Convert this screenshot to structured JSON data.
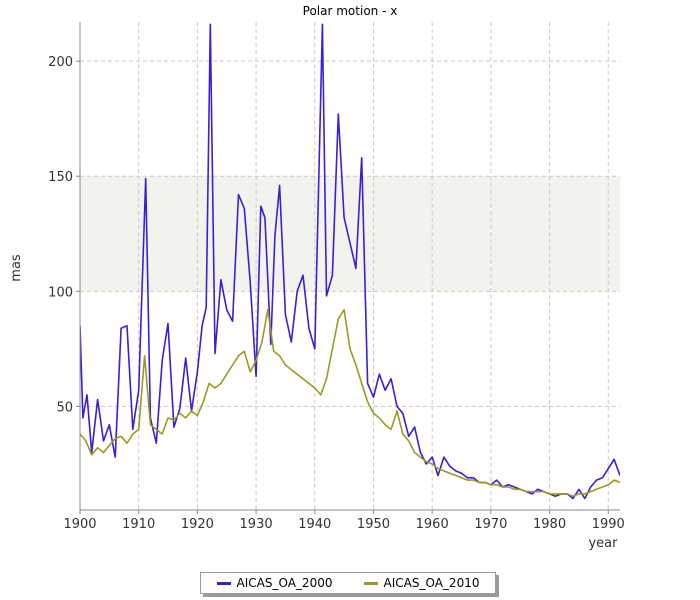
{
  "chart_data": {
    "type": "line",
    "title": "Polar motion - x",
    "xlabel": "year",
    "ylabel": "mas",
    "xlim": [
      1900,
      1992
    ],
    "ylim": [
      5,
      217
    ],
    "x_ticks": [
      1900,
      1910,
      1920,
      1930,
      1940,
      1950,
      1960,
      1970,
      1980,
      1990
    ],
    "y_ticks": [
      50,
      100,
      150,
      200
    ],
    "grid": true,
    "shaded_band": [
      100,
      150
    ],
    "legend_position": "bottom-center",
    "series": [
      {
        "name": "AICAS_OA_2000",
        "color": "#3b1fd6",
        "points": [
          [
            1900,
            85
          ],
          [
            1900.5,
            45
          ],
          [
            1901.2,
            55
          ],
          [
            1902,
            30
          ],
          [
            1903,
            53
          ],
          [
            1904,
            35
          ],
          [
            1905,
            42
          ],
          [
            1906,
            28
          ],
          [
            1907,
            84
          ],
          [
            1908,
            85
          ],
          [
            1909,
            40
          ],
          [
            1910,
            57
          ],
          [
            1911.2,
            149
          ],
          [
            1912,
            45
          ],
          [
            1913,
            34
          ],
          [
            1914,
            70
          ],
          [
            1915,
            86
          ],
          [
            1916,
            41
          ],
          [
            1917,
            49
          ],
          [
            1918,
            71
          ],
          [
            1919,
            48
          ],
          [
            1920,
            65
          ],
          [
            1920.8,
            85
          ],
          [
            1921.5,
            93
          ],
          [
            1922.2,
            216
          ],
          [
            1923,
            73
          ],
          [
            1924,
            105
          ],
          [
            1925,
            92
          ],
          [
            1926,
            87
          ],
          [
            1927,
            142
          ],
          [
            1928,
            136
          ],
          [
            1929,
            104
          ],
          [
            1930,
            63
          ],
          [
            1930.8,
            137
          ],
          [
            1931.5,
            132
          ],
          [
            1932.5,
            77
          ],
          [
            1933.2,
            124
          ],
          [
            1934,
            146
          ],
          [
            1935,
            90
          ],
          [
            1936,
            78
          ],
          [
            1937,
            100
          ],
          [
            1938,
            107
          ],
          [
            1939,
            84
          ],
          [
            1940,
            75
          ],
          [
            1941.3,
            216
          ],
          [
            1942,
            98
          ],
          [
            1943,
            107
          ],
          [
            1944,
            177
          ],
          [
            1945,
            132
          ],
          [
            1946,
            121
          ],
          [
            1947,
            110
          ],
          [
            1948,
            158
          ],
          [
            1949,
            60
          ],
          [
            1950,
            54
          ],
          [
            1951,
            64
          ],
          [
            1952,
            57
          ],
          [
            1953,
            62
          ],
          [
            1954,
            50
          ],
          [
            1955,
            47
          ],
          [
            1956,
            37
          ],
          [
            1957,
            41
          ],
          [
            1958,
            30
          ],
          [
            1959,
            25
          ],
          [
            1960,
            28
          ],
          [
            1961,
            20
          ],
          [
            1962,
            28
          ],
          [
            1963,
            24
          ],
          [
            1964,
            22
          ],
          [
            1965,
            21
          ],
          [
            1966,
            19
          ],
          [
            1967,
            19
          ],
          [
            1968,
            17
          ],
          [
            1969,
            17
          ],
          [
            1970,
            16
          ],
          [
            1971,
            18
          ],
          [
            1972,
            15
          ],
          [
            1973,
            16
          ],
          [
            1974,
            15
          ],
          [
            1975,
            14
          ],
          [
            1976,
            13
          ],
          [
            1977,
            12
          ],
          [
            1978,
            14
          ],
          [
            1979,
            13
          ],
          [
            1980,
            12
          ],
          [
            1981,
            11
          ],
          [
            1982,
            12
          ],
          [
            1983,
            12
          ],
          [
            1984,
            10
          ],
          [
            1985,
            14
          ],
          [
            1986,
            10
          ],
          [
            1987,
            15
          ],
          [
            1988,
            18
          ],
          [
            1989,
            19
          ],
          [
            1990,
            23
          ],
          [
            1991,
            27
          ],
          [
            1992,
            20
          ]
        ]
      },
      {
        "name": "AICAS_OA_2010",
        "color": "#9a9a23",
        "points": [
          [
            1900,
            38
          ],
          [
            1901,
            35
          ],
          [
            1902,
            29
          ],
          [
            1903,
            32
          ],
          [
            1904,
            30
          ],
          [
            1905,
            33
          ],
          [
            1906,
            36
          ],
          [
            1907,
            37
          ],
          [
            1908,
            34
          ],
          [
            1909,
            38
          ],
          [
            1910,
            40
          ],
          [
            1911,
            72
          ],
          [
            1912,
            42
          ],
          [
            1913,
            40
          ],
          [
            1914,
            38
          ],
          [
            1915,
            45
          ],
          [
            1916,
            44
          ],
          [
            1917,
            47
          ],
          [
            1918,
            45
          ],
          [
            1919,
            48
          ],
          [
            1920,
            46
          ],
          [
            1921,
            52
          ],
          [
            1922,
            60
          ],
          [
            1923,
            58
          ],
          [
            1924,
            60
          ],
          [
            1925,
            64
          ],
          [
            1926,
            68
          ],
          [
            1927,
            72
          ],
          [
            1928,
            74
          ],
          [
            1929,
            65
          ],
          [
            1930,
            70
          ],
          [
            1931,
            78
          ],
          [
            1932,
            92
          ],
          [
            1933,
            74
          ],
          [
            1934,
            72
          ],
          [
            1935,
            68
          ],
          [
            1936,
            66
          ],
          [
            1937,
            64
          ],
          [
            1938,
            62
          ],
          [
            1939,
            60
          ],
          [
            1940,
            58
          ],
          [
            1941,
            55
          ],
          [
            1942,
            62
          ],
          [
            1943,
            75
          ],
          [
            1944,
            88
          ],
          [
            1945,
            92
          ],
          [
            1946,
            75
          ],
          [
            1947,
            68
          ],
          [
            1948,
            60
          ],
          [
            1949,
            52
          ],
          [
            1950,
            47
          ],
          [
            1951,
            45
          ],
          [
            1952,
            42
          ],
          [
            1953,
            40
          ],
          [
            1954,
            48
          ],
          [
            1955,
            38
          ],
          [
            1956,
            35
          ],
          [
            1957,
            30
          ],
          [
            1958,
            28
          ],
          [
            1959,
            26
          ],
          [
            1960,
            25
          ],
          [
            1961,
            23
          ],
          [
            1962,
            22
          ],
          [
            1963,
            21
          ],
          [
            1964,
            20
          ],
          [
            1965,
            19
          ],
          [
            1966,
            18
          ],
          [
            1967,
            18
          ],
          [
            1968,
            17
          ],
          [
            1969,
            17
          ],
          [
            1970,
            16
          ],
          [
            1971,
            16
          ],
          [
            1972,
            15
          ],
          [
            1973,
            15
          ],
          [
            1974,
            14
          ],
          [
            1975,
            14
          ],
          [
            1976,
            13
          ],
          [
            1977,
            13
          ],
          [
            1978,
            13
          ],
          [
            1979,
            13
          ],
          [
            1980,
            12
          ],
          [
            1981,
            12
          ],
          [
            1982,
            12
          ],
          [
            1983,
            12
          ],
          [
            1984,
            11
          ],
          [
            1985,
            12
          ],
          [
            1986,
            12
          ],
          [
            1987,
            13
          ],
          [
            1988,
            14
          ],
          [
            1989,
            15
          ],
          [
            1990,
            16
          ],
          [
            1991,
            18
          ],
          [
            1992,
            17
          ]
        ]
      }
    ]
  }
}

________________________________________

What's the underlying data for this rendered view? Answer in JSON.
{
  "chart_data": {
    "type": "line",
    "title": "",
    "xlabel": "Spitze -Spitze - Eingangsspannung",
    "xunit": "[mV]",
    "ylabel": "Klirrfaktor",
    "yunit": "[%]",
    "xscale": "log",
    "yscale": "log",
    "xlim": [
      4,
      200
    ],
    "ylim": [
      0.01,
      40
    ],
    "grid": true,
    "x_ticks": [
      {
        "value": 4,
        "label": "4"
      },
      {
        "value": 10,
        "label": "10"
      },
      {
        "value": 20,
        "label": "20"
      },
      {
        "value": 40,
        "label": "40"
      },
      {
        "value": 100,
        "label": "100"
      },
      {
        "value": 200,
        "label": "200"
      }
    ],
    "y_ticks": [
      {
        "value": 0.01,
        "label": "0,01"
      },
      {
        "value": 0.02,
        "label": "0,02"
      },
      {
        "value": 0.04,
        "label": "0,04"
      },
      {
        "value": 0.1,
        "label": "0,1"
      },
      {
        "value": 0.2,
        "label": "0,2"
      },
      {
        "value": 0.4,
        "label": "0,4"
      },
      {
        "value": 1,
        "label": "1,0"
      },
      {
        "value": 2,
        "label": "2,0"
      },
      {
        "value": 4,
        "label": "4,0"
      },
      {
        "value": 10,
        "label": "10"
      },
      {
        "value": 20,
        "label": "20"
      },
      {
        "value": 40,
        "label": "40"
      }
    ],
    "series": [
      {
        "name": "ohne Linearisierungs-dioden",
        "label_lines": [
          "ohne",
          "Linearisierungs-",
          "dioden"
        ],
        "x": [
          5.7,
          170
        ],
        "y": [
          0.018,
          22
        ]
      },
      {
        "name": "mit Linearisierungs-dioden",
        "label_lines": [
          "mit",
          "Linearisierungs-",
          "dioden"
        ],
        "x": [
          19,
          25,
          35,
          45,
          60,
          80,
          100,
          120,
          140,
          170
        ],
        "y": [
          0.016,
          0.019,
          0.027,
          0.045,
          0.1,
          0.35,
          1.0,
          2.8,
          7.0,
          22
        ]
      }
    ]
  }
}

________________________________________

▶ Required task
Select every line where the word "this" occurs.

▶ Written solution
Convert this screenshot to structured JSON data.
What's the underlying data for this rendered view? Answer in JSON.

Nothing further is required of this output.